- [What to do] Retype every entry word for word.

begin Information shown

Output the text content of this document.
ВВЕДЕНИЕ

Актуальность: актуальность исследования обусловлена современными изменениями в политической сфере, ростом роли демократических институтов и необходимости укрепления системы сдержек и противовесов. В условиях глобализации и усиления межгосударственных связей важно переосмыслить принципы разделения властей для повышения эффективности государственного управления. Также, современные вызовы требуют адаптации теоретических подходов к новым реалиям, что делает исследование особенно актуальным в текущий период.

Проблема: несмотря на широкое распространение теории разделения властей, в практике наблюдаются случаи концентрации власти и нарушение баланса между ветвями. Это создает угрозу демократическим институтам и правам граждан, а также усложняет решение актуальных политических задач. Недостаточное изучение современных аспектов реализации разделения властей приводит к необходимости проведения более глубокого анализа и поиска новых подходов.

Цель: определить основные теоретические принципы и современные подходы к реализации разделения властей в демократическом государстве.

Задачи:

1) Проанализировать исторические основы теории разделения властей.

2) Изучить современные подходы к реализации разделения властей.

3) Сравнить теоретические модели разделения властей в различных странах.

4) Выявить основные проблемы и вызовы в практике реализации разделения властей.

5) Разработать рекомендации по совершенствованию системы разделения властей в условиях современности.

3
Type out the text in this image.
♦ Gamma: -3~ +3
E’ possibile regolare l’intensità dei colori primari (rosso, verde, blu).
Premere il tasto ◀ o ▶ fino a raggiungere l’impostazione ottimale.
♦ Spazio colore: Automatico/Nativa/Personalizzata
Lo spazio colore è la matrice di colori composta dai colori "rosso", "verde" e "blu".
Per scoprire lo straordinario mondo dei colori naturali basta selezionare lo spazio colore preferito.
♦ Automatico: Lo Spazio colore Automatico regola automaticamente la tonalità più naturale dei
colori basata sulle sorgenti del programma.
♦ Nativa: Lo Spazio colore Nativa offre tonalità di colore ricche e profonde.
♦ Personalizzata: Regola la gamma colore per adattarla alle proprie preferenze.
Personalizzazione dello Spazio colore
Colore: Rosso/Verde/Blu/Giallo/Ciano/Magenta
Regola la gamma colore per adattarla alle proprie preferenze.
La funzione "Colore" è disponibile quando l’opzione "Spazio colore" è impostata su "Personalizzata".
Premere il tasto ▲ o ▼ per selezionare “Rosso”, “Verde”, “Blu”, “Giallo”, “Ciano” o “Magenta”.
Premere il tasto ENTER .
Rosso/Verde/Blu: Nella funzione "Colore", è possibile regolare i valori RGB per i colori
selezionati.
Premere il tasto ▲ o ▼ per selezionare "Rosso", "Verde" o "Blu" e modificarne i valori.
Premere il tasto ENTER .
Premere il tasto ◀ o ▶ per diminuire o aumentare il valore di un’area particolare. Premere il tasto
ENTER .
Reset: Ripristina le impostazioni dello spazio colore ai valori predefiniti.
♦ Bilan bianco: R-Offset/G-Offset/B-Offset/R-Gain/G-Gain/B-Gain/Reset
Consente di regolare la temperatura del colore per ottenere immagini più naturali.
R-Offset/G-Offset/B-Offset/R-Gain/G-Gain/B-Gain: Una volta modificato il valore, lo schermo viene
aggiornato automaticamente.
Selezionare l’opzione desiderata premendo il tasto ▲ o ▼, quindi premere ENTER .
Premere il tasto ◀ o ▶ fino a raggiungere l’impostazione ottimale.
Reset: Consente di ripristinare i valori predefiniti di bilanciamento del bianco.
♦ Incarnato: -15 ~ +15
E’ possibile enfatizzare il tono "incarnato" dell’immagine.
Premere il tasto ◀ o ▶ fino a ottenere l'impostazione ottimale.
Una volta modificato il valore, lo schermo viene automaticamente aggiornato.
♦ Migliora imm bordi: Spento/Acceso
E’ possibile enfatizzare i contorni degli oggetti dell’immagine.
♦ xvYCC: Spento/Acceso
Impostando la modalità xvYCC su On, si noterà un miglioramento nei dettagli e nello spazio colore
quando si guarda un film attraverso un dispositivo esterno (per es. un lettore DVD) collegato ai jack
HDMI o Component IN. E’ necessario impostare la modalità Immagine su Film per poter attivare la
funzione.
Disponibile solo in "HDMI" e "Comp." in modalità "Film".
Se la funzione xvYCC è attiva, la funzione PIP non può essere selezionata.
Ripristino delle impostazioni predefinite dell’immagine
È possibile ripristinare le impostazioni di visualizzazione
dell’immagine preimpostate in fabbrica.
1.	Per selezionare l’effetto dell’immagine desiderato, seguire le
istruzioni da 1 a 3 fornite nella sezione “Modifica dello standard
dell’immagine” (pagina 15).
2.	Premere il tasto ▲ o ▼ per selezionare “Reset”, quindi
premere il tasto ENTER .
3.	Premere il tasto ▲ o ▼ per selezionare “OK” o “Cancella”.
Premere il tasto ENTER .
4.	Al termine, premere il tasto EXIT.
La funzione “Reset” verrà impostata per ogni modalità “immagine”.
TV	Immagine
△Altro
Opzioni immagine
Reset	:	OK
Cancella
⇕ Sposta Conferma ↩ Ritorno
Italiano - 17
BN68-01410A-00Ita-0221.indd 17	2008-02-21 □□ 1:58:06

end Information shown

- [Exercise output]
Output the text content of this document.
ВВЕДЕНИЕ

Актуальность: актуальность исследования обусловлена современными изменениями в политической сфере, ростом роли демократических институтов и необходимости укрепления системы сдержек и противовесов. В условиях глобализации и усиления межгосударственных связей важно переосмыслить принципы разделения властей для повышения эффективности государственного управления. Также, современные вызовы требуют адаптации теоретических подходов к новым реалиям, что делает исследование особенно актуальным в текущий период.

Проблема: несмотря на широкое распространение теории разделения властей, в практике наблюдаются случаи концентрации власти и нарушение баланса между ветвями. Это создает угрозу демократическим институтам и правам граждан, а также усложняет решение актуальных политических задач. Недостаточное изучение современных аспектов реализации разделения властей приводит к необходимости проведения более глубокого анализа и поиска новых подходов.

Цель: определить основные теоретические принципы и современные подходы к реализации разделения властей в демократическом государстве.

Задачи:

1) Проанализировать исторические основы теории разделения властей.

2) Изучить современные подходы к реализации разделения властей.

3) Сравнить теоретические модели разделения властей в различных странах.

4) Выявить основные проблемы и вызовы в практике реализации разделения властей.

5) Разработать рекомендации по совершенствованию системы разделения властей в условиях современности.

3
Type out the text in this image.
♦ Gamma: -3~ +3
E’ possibile regolare l’intensità dei colori primari (rosso, verde, blu).
Premere il tasto ◀ o ▶ fino a raggiungere l’impostazione ottimale.
♦ Spazio colore: Automatico/Nativa/Personalizzata
Lo spazio colore è la matrice di colori composta dai colori "rosso", "verde" e "blu".
Per scoprire lo straordinario mondo dei colori naturali basta selezionare lo spazio colore preferito.
♦ Automatico: Lo Spazio colore Automatico regola automaticamente la tonalità più naturale dei
colori basata sulle sorgenti del programma.
♦ Nativa: Lo Spazio colore Nativa offre tonalità di colore ricche e profonde.
♦ Personalizzata: Regola la gamma colore per adattarla alle proprie preferenze.
Personalizzazione dello Spazio colore
Colore: Rosso/Verde/Blu/Giallo/Ciano/Magenta
Regola la gamma colore per adattarla alle proprie preferenze.
La funzione "Colore" è disponibile quando l’opzione "Spazio colore" è impostata su "Personalizzata".
Premere il tasto ▲ o ▼ per selezionare “Rosso”, “Verde”, “Blu”, “Giallo”, “Ciano” o “Magenta”.
Premere il tasto ENTER .
Rosso/Verde/Blu: Nella funzione "Colore", è possibile regolare i valori RGB per i colori
selezionati.
Premere il tasto ▲ o ▼ per selezionare "Rosso", "Verde" o "Blu" e modificarne i valori.
Premere il tasto ENTER .
Premere il tasto ◀ o ▶ per diminuire o aumentare il valore di un’area particolare. Premere il tasto
ENTER .
Reset: Ripristina le impostazioni dello spazio colore ai valori predefiniti.
♦ Bilan bianco: R-Offset/G-Offset/B-Offset/R-Gain/G-Gain/B-Gain/Reset
Consente di regolare la temperatura del colore per ottenere immagini più naturali.
R-Offset/G-Offset/B-Offset/R-Gain/G-Gain/B-Gain: Una volta modificato il valore, lo schermo viene
aggiornato automaticamente.
Selezionare l’opzione desiderata premendo il tasto ▲ o ▼, quindi premere ENTER .
Premere il tasto ◀ o ▶ fino a raggiungere l’impostazione ottimale.
Reset: Consente di ripristinare i valori predefiniti di bilanciamento del bianco.
♦ Incarnato: -15 ~ +15
E’ possibile enfatizzare il tono "incarnato" dell’immagine.
Premere il tasto ◀ o ▶ fino a ottenere l'impostazione ottimale.
Una volta modificato il valore, lo schermo viene automaticamente aggiornato.
♦ Migliora imm bordi: Spento/Acceso
E’ possibile enfatizzare i contorni degli oggetti dell’immagine.
♦ xvYCC: Spento/Acceso
Impostando la modalità xvYCC su On, si noterà un miglioramento nei dettagli e nello spazio colore
quando si guarda un film attraverso un dispositivo esterno (per es. un lettore DVD) collegato ai jack
HDMI o Component IN. E’ necessario impostare la modalità Immagine su Film per poter attivare la
funzione.
Disponibile solo in "HDMI" e "Comp." in modalità "Film".
Se la funzione xvYCC è attiva, la funzione PIP non può essere selezionata.
Ripristino delle impostazioni predefinite dell’immagine
È possibile ripristinare le impostazioni di visualizzazione
dell’immagine preimpostate in fabbrica.
1.	Per selezionare l’effetto dell’immagine desiderato, seguire le
istruzioni da 1 a 3 fornite nella sezione “Modifica dello standard
dell’immagine” (pagina 15).
2.	Premere il tasto ▲ o ▼ per selezionare “Reset”, quindi
premere il tasto ENTER .
3.	Premere il tasto ▲ o ▼ per selezionare “OK” o “Cancella”.
Premere il tasto ENTER .
4.	Al termine, premere il tasto EXIT.
La funzione “Reset” verrà impostata per ogni modalità “immagine”.
TV	Immagine
△Altro
Opzioni immagine
Reset	:	OK
Cancella
⇕ Sposta Conferma ↩ Ritorno
Italiano - 17
BN68-01410A-00Ita-0221.indd 17	2008-02-21 □□ 1:58:06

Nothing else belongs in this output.